** START RECORDS PROVIDED **

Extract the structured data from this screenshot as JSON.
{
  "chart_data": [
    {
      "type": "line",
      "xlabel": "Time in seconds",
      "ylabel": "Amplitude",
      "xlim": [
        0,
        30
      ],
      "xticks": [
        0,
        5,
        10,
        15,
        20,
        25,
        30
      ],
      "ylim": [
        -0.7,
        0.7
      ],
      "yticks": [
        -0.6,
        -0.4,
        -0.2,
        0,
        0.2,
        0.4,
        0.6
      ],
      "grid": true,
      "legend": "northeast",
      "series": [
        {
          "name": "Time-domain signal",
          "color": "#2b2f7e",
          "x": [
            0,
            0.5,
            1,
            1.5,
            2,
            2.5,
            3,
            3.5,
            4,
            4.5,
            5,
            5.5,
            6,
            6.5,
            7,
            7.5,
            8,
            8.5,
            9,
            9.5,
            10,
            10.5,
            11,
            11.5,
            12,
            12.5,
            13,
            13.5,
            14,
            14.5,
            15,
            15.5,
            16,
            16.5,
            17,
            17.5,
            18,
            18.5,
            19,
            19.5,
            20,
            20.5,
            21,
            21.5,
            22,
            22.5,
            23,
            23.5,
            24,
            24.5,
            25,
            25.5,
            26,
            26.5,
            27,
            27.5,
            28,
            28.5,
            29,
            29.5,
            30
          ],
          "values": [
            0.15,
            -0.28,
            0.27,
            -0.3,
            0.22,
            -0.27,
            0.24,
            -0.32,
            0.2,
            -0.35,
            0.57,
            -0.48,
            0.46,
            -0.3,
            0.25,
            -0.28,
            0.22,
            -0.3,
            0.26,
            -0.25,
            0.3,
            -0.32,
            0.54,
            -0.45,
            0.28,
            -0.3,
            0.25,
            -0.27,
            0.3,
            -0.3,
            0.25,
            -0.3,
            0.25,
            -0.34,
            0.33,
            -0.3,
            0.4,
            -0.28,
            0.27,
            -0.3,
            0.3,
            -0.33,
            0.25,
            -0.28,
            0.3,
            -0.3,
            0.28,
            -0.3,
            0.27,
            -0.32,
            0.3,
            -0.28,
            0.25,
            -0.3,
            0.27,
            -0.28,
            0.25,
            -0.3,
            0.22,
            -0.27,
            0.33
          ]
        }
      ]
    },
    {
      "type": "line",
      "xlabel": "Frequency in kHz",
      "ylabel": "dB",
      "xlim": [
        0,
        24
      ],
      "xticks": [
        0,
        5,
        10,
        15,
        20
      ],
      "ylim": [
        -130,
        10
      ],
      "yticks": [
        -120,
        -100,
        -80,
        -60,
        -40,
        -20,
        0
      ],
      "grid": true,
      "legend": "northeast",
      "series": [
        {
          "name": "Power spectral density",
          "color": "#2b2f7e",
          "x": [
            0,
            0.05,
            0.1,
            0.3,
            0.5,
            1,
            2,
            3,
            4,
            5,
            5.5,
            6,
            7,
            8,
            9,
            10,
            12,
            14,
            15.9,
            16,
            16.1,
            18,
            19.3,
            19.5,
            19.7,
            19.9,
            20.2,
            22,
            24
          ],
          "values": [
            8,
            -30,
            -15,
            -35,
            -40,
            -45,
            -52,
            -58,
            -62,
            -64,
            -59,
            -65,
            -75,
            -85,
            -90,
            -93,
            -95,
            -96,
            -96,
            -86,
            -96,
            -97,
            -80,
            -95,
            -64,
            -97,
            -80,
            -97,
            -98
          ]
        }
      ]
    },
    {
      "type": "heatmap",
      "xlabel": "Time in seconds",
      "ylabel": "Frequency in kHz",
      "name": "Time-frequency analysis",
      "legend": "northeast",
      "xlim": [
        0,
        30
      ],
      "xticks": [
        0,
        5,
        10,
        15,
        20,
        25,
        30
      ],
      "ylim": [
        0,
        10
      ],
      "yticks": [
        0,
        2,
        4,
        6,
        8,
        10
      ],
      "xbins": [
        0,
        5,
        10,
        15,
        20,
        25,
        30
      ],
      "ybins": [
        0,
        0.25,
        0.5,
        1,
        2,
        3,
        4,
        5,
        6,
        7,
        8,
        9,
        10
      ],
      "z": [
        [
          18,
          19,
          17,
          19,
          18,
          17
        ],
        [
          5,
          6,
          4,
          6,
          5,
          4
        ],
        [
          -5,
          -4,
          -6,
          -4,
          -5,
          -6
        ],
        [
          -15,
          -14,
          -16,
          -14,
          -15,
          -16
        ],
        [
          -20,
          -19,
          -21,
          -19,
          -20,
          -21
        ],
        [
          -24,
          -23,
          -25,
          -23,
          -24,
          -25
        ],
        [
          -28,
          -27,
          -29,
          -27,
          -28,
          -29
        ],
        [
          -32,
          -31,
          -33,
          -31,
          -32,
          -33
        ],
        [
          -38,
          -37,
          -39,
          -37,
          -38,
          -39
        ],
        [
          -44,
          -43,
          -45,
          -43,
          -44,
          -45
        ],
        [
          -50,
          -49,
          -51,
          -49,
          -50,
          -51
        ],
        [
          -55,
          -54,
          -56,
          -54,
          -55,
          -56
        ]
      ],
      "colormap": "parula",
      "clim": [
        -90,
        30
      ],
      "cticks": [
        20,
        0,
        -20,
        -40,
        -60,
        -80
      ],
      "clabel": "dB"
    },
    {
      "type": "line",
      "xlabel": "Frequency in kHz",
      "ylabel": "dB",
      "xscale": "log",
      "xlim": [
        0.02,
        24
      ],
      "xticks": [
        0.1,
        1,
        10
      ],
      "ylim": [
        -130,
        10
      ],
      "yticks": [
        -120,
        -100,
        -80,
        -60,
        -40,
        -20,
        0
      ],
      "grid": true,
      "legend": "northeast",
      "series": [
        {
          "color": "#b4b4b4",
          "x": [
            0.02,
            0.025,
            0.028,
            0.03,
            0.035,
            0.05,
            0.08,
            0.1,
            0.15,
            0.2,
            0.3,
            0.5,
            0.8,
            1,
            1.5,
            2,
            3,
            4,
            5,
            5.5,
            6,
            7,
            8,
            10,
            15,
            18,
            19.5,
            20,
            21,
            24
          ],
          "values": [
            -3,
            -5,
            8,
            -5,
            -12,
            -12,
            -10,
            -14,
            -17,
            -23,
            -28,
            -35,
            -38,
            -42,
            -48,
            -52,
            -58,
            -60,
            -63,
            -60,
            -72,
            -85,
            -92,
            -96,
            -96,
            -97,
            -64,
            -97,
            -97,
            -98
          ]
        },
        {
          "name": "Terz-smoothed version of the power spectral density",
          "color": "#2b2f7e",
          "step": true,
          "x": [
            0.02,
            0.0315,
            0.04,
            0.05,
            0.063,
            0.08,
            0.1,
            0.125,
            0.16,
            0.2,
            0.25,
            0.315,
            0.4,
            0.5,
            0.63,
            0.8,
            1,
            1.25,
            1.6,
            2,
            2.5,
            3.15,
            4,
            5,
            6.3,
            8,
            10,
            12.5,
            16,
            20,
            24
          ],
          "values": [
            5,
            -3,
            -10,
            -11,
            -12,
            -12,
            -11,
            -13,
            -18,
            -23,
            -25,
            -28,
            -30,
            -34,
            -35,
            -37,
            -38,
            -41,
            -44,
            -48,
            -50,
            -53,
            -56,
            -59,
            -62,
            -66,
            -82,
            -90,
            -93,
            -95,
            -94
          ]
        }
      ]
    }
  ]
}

** END RECORDS PROVIDED **

CHALLENGE
Tally how many lines in the material above hold the word "spectral". Write only that number.

OUTPUT FOR THIS TASK
2